Aim: Restate the full listing word for word and leave the pictures out.
··· Provided records ···
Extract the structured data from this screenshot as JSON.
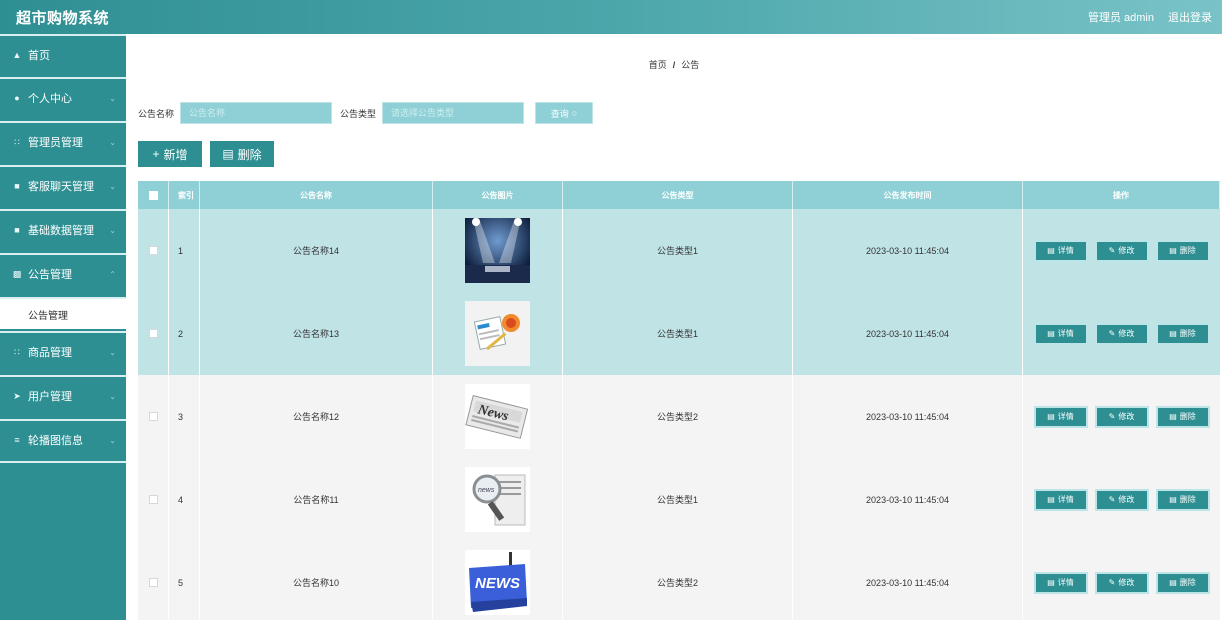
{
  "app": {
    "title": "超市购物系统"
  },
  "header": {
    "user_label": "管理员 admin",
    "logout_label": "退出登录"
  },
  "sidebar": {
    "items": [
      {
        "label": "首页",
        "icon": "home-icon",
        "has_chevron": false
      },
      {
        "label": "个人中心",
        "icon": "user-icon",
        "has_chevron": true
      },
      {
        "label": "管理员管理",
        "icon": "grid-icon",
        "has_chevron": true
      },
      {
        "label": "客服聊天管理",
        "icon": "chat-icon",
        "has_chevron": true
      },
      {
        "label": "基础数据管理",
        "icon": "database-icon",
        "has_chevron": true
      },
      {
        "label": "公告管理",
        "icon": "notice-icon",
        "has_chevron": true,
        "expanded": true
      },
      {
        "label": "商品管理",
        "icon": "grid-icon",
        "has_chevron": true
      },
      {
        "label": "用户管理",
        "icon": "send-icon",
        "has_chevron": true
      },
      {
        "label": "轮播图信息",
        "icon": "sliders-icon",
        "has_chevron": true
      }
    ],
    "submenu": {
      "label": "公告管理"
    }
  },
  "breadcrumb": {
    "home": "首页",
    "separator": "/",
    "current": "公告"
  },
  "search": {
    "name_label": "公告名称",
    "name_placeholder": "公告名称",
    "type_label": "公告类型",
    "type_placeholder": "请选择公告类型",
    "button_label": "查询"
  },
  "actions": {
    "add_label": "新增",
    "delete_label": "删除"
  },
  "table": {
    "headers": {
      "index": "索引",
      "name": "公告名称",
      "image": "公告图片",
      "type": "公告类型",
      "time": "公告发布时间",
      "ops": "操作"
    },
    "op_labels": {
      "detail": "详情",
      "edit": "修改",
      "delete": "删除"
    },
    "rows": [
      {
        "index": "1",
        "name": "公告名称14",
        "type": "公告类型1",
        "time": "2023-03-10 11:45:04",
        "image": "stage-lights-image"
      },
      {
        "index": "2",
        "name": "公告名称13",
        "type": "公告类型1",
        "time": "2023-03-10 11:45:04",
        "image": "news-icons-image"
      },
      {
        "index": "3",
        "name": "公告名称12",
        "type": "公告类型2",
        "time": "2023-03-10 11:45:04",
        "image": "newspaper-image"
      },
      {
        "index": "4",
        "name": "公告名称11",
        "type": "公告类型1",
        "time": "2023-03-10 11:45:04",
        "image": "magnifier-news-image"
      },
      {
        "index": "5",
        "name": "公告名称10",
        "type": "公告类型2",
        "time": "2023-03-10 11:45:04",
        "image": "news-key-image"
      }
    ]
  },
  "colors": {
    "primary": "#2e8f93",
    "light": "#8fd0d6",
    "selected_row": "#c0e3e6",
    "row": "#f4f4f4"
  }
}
···
The reply:
Extract the structured data from this screenshot as JSON.
{
  "app": {
    "title": "超市购物系统"
  },
  "header": {
    "user_label": "管理员 admin",
    "logout_label": "退出登录"
  },
  "sidebar": {
    "items": [
      {
        "label": "首页",
        "icon": "home-icon",
        "has_chevron": false
      },
      {
        "label": "个人中心",
        "icon": "user-icon",
        "has_chevron": true
      },
      {
        "label": "管理员管理",
        "icon": "grid-icon",
        "has_chevron": true
      },
      {
        "label": "客服聊天管理",
        "icon": "chat-icon",
        "has_chevron": true
      },
      {
        "label": "基础数据管理",
        "icon": "database-icon",
        "has_chevron": true
      },
      {
        "label": "公告管理",
        "icon": "notice-icon",
        "has_chevron": true,
        "expanded": true
      },
      {
        "label": "商品管理",
        "icon": "grid-icon",
        "has_chevron": true
      },
      {
        "label": "用户管理",
        "icon": "send-icon",
        "has_chevron": true
      },
      {
        "label": "轮播图信息",
        "icon": "sliders-icon",
        "has_chevron": true
      }
    ],
    "submenu": {
      "label": "公告管理"
    }
  },
  "breadcrumb": {
    "home": "首页",
    "separator": "/",
    "current": "公告"
  },
  "search": {
    "name_label": "公告名称",
    "name_placeholder": "公告名称",
    "type_label": "公告类型",
    "type_placeholder": "请选择公告类型",
    "button_label": "查询"
  },
  "actions": {
    "add_label": "新增",
    "delete_label": "删除"
  },
  "table": {
    "headers": {
      "index": "索引",
      "name": "公告名称",
      "image": "公告图片",
      "type": "公告类型",
      "time": "公告发布时间",
      "ops": "操作"
    },
    "op_labels": {
      "detail": "详情",
      "edit": "修改",
      "delete": "删除"
    },
    "rows": [
      {
        "index": "1",
        "name": "公告名称14",
        "type": "公告类型1",
        "time": "2023-03-10 11:45:04",
        "image": "stage-lights-image"
      },
      {
        "index": "2",
        "name": "公告名称13",
        "type": "公告类型1",
        "time": "2023-03-10 11:45:04",
        "image": "news-icons-image"
      },
      {
        "index": "3",
        "name": "公告名称12",
        "type": "公告类型2",
        "time": "2023-03-10 11:45:04",
        "image": "newspaper-image"
      },
      {
        "index": "4",
        "name": "公告名称11",
        "type": "公告类型1",
        "time": "2023-03-10 11:45:04",
        "image": "magnifier-news-image"
      },
      {
        "index": "5",
        "name": "公告名称10",
        "type": "公告类型2",
        "time": "2023-03-10 11:45:04",
        "image": "news-key-image"
      }
    ]
  },
  "colors": {
    "primary": "#2e8f93",
    "light": "#8fd0d6",
    "selected_row": "#c0e3e6",
    "row": "#f4f4f4"
  }
}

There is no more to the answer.